Challenge:
Everything in the listing should be restated word for word.

++++ Data supplied ++++

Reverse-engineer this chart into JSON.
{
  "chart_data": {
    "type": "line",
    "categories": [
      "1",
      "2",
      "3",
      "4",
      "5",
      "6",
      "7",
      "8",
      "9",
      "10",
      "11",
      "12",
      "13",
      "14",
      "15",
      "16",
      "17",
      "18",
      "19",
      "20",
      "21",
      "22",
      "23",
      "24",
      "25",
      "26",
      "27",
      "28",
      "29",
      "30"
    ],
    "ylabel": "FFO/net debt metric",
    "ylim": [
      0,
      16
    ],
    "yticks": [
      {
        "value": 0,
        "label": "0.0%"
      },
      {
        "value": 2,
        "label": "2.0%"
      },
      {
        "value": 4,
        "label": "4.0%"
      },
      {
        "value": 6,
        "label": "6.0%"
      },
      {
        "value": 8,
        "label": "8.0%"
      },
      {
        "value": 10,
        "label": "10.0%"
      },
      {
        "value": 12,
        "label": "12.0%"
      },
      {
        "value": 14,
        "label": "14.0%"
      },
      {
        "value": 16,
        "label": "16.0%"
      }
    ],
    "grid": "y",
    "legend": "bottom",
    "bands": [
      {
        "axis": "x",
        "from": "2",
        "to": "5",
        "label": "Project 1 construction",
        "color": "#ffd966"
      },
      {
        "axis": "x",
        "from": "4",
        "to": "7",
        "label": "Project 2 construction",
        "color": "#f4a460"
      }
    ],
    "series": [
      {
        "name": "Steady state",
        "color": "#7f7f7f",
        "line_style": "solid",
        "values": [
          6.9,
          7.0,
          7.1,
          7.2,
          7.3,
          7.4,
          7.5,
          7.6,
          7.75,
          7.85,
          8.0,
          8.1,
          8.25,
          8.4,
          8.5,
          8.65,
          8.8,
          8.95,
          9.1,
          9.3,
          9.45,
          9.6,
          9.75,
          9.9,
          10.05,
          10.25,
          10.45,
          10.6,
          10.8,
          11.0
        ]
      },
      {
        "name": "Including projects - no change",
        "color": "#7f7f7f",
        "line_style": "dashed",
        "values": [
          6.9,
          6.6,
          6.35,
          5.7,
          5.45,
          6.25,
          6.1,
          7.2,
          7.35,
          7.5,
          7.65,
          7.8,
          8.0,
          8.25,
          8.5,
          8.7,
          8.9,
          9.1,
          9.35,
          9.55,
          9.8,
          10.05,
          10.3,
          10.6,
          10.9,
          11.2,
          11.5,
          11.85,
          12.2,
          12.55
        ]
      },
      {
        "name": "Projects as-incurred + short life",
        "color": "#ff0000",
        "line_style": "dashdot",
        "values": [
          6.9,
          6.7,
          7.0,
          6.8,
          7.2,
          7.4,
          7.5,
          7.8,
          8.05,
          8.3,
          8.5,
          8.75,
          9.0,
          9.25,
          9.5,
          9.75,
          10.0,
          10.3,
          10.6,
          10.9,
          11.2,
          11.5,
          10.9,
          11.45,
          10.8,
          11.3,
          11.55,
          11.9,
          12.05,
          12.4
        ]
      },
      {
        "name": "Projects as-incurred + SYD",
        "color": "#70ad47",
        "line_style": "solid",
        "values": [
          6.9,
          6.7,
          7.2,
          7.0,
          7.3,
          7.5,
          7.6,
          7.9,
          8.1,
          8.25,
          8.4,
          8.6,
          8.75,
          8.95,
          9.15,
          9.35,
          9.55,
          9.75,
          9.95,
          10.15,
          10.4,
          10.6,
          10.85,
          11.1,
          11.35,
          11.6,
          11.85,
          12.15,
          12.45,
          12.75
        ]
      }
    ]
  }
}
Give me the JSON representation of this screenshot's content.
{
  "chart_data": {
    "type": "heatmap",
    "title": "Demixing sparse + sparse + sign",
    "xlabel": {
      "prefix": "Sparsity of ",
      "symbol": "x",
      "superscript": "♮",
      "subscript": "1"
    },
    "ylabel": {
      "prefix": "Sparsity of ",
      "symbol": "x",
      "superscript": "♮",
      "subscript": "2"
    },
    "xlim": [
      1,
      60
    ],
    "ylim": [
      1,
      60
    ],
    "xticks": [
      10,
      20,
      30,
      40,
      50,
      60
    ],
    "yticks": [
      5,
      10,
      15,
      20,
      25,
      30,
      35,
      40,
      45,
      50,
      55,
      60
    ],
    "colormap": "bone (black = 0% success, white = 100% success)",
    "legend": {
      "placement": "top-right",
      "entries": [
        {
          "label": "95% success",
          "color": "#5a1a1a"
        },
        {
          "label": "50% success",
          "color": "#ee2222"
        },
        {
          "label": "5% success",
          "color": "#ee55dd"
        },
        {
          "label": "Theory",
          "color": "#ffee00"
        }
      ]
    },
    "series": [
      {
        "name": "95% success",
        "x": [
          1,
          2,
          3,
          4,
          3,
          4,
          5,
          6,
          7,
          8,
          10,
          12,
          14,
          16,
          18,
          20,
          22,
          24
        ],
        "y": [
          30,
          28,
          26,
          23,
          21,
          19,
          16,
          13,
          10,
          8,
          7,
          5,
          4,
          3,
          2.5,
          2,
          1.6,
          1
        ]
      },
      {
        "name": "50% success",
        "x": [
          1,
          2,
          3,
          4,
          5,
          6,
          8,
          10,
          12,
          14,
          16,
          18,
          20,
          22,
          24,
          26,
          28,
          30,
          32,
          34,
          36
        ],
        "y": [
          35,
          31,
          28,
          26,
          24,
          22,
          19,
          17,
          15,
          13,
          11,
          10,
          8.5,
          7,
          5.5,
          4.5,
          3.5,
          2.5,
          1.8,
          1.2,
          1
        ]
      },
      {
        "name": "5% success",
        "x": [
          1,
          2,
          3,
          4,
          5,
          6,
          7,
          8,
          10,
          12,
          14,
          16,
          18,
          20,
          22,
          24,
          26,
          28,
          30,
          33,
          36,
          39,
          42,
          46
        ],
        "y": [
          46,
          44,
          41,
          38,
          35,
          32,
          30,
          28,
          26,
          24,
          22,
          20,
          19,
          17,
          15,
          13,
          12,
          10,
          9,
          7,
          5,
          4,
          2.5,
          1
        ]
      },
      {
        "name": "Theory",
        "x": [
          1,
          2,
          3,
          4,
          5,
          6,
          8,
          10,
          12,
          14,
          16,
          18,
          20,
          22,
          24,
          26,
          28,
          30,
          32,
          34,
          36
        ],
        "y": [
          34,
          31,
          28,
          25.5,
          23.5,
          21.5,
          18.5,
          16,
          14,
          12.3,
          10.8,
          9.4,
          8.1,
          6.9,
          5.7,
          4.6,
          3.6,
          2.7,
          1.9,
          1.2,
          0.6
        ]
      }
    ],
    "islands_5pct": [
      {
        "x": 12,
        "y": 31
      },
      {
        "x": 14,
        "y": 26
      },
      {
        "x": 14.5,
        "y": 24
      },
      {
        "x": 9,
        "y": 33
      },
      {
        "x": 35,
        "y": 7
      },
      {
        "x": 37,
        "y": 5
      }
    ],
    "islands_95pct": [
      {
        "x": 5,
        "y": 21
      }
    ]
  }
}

++++

Worked solution:
Reverse-engineer this chart into JSON.
{
  "chart_data": {
    "type": "line",
    "categories": [
      "1",
      "2",
      "3",
      "4",
      "5",
      "6",
      "7",
      "8",
      "9",
      "10",
      "11",
      "12",
      "13",
      "14",
      "15",
      "16",
      "17",
      "18",
      "19",
      "20",
      "21",
      "22",
      "23",
      "24",
      "25",
      "26",
      "27",
      "28",
      "29",
      "30"
    ],
    "ylabel": "FFO/net debt metric",
    "ylim": [
      0,
      16
    ],
    "yticks": [
      {
        "value": 0,
        "label": "0.0%"
      },
      {
        "value": 2,
        "label": "2.0%"
      },
      {
        "value": 4,
        "label": "4.0%"
      },
      {
        "value": 6,
        "label": "6.0%"
      },
      {
        "value": 8,
        "label": "8.0%"
      },
      {
        "value": 10,
        "label": "10.0%"
      },
      {
        "value": 12,
        "label": "12.0%"
      },
      {
        "value": 14,
        "label": "14.0%"
      },
      {
        "value": 16,
        "label": "16.0%"
      }
    ],
    "grid": "y",
    "legend": "bottom",
    "bands": [
      {
        "axis": "x",
        "from": "2",
        "to": "5",
        "label": "Project 1 construction",
        "color": "#ffd966"
      },
      {
        "axis": "x",
        "from": "4",
        "to": "7",
        "label": "Project 2 construction",
        "color": "#f4a460"
      }
    ],
    "series": [
      {
        "name": "Steady state",
        "color": "#7f7f7f",
        "line_style": "solid",
        "values": [
          6.9,
          7.0,
          7.1,
          7.2,
          7.3,
          7.4,
          7.5,
          7.6,
          7.75,
          7.85,
          8.0,
          8.1,
          8.25,
          8.4,
          8.5,
          8.65,
          8.8,
          8.95,
          9.1,
          9.3,
          9.45,
          9.6,
          9.75,
          9.9,
          10.05,
          10.25,
          10.45,
          10.6,
          10.8,
          11.0
        ]
      },
      {
        "name": "Including projects - no change",
        "color": "#7f7f7f",
        "line_style": "dashed",
        "values": [
          6.9,
          6.6,
          6.35,
          5.7,
          5.45,
          6.25,
          6.1,
          7.2,
          7.35,
          7.5,
          7.65,
          7.8,
          8.0,
          8.25,
          8.5,
          8.7,
          8.9,
          9.1,
          9.35,
          9.55,
          9.8,
          10.05,
          10.3,
          10.6,
          10.9,
          11.2,
          11.5,
          11.85,
          12.2,
          12.55
        ]
      },
      {
        "name": "Projects as-incurred + short life",
        "color": "#ff0000",
        "line_style": "dashdot",
        "values": [
          6.9,
          6.7,
          7.0,
          6.8,
          7.2,
          7.4,
          7.5,
          7.8,
          8.05,
          8.3,
          8.5,
          8.75,
          9.0,
          9.25,
          9.5,
          9.75,
          10.0,
          10.3,
          10.6,
          10.9,
          11.2,
          11.5,
          10.9,
          11.45,
          10.8,
          11.3,
          11.55,
          11.9,
          12.05,
          12.4
        ]
      },
      {
        "name": "Projects as-incurred + SYD",
        "color": "#70ad47",
        "line_style": "solid",
        "values": [
          6.9,
          6.7,
          7.2,
          7.0,
          7.3,
          7.5,
          7.6,
          7.9,
          8.1,
          8.25,
          8.4,
          8.6,
          8.75,
          8.95,
          9.15,
          9.35,
          9.55,
          9.75,
          9.95,
          10.15,
          10.4,
          10.6,
          10.85,
          11.1,
          11.35,
          11.6,
          11.85,
          12.15,
          12.45,
          12.75
        ]
      }
    ]
  }
}
Give me the JSON representation of this screenshot's content.
{
  "chart_data": {
    "type": "heatmap",
    "title": "Demixing sparse + sparse + sign",
    "xlabel": {
      "prefix": "Sparsity of ",
      "symbol": "x",
      "superscript": "♮",
      "subscript": "1"
    },
    "ylabel": {
      "prefix": "Sparsity of ",
      "symbol": "x",
      "superscript": "♮",
      "subscript": "2"
    },
    "xlim": [
      1,
      60
    ],
    "ylim": [
      1,
      60
    ],
    "xticks": [
      10,
      20,
      30,
      40,
      50,
      60
    ],
    "yticks": [
      5,
      10,
      15,
      20,
      25,
      30,
      35,
      40,
      45,
      50,
      55,
      60
    ],
    "colormap": "bone (black = 0% success, white = 100% success)",
    "legend": {
      "placement": "top-right",
      "entries": [
        {
          "label": "95% success",
          "color": "#5a1a1a"
        },
        {
          "label": "50% success",
          "color": "#ee2222"
        },
        {
          "label": "5% success",
          "color": "#ee55dd"
        },
        {
          "label": "Theory",
          "color": "#ffee00"
        }
      ]
    },
    "series": [
      {
        "name": "95% success",
        "x": [
          1,
          2,
          3,
          4,
          3,
          4,
          5,
          6,
          7,
          8,
          10,
          12,
          14,
          16,
          18,
          20,
          22,
          24
        ],
        "y": [
          30,
          28,
          26,
          23,
          21,
          19,
          16,
          13,
          10,
          8,
          7,
          5,
          4,
          3,
          2.5,
          2,
          1.6,
          1
        ]
      },
      {
        "name": "50% success",
        "x": [
          1,
          2,
          3,
          4,
          5,
          6,
          8,
          10,
          12,
          14,
          16,
          18,
          20,
          22,
          24,
          26,
          28,
          30,
          32,
          34,
          36
        ],
        "y": [
          35,
          31,
          28,
          26,
          24,
          22,
          19,
          17,
          15,
          13,
          11,
          10,
          8.5,
          7,
          5.5,
          4.5,
          3.5,
          2.5,
          1.8,
          1.2,
          1
        ]
      },
      {
        "name": "5% success",
        "x": [
          1,
          2,
          3,
          4,
          5,
          6,
          7,
          8,
          10,
          12,
          14,
          16,
          18,
          20,
          22,
          24,
          26,
          28,
          30,
          33,
          36,
          39,
          42,
          46
        ],
        "y": [
          46,
          44,
          41,
          38,
          35,
          32,
          30,
          28,
          26,
          24,
          22,
          20,
          19,
          17,
          15,
          13,
          12,
          10,
          9,
          7,
          5,
          4,
          2.5,
          1
        ]
      },
      {
        "name": "Theory",
        "x": [
          1,
          2,
          3,
          4,
          5,
          6,
          8,
          10,
          12,
          14,
          16,
          18,
          20,
          22,
          24,
          26,
          28,
          30,
          32,
          34,
          36
        ],
        "y": [
          34,
          31,
          28,
          25.5,
          23.5,
          21.5,
          18.5,
          16,
          14,
          12.3,
          10.8,
          9.4,
          8.1,
          6.9,
          5.7,
          4.6,
          3.6,
          2.7,
          1.9,
          1.2,
          0.6
        ]
      }
    ],
    "islands_5pct": [
      {
        "x": 12,
        "y": 31
      },
      {
        "x": 14,
        "y": 26
      },
      {
        "x": 14.5,
        "y": 24
      },
      {
        "x": 9,
        "y": 33
      },
      {
        "x": 35,
        "y": 7
      },
      {
        "x": 37,
        "y": 5
      }
    ],
    "islands_95pct": [
      {
        "x": 5,
        "y": 21
      }
    ]
  }
}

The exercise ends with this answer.